■ COMPLETE THE FOLLOWING:
- a) Answer these questions from the Epic Mickey 2 preview, one per line:
(i) Whose studio's dedication did the first Epic Mickey call upon?
(ii) At what event was Epic Mickey 2: The Power of Two on demonstration?
(iii) Which platform's version of Epic Mickey 2 did the writers play?
- b) Which game consoles does the Epic Mickey 2 preview name?

■ READING TEXT:
# # # #
Though 2010’s Epic Mickey was met with mixed critical response, one thing is certain: rarely has one game been such a triumphant love letter to all things Disney. Faults aside, Epic Mickey called upon the dedication of Junction Point Studios, the bottomless archive of long forgotten Disney material, and designer Warren Spector’s genuine passion for the one and only Mickey Mouse, to craft a curious window into Disney’s history. For many, the art, story and themes were a reminder of Disney’s better years, the studio’s older properties, and the origins of Mickey Mouse himself. Targeting the hearts of long time Disney fans, Epic Mickey unsurprisingly sold quite well, enough to warrant a sequel scheduled for later this year. Epic Mickey 2: The Power of Two was on demonstration at E3 2012, and we made sure to go hands-on to see how it’s shaping up.
Epic Mickey was originally released only on the Nintendo Wii. This time around Epic Mickey 2 will appear on both the Xbox 360 and PlayStation 3 as well. The version we played was for the latter platform, with added PlayStation Move support, and naturally the first thing that jumped out at us was the improved visuals. Though Epic Mickey looked quite nice on the Wii, Epic Mickey 2 looks much sharper on stronger hardware. This was especially noticeable on characters like Mickey Mouse and Oswald the Rabbit, who have been given extra attention to the detail in their animations, making them appear much more lively and expressive than in the last game.
# # # #
■ DATA SHOWN:

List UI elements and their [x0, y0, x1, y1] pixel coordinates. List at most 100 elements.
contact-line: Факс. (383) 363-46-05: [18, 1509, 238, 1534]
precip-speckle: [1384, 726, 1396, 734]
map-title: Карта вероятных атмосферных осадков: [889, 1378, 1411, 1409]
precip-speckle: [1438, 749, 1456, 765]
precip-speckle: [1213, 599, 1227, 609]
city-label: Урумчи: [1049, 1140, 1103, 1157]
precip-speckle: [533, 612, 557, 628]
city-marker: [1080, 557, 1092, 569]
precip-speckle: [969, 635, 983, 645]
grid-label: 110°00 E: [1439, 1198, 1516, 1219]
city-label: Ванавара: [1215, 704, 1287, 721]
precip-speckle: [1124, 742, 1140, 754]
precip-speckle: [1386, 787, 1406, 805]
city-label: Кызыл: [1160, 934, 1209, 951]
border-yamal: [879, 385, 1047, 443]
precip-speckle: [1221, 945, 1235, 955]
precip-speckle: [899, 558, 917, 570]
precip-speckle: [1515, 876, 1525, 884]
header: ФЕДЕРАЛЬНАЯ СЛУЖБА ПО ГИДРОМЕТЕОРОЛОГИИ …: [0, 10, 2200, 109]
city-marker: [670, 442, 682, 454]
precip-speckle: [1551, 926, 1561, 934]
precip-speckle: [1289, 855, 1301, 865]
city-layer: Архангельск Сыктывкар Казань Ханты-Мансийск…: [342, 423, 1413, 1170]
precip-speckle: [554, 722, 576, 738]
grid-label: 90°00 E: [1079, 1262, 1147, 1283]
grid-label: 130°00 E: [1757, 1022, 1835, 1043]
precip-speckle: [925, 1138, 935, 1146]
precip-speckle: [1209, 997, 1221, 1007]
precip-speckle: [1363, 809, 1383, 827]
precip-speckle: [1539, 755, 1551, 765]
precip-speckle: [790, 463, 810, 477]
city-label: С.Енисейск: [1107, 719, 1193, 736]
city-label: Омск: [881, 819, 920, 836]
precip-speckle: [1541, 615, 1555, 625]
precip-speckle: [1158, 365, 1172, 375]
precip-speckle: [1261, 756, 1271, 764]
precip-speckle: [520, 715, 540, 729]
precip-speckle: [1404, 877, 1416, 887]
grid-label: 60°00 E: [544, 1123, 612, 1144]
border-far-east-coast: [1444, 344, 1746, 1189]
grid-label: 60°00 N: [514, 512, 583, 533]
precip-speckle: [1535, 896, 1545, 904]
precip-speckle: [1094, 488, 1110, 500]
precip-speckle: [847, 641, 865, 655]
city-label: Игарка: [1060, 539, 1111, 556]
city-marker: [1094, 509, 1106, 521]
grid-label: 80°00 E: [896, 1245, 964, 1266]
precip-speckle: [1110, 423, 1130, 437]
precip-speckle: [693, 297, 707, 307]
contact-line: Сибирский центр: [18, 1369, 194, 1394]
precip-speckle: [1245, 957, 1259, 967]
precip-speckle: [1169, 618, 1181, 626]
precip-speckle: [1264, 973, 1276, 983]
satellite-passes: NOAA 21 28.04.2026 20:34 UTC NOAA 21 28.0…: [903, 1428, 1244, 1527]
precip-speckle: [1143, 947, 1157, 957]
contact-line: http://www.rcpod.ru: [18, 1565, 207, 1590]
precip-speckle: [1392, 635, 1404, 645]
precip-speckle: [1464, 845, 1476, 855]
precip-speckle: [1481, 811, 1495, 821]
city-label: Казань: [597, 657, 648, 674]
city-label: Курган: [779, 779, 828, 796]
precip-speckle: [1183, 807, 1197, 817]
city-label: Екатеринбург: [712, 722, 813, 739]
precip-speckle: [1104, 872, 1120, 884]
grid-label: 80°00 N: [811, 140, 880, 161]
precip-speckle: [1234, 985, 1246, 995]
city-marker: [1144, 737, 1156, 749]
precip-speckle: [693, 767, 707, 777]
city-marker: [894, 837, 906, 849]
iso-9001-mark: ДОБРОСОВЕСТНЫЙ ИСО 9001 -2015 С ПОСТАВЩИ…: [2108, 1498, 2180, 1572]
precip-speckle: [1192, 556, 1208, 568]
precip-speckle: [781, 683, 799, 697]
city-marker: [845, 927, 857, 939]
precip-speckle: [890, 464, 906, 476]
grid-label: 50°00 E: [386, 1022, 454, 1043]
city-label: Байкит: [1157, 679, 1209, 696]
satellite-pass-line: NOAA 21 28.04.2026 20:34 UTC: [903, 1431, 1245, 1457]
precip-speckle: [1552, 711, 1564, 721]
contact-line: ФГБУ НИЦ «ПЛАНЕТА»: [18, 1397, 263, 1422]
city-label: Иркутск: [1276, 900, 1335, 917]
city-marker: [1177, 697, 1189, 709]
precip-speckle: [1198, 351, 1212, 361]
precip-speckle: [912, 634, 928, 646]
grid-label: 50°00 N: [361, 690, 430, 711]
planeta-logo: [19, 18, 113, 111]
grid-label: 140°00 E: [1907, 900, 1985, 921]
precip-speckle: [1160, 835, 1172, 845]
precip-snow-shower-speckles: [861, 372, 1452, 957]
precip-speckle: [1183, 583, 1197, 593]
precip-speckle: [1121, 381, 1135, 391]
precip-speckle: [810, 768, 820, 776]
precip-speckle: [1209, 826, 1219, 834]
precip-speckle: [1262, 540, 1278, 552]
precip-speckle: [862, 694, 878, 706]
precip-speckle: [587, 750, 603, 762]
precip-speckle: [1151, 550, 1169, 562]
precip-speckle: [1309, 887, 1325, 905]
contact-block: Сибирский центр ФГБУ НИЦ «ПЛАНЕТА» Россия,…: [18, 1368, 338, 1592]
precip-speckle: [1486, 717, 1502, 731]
# # # #
■ EXPECTED RESULTS:
- a)
(i) Junction Point Studios
(ii) E3 2012
(iii) PlayStation 3

- b) Nintendo Wii, Xbox 360, PlayStation 3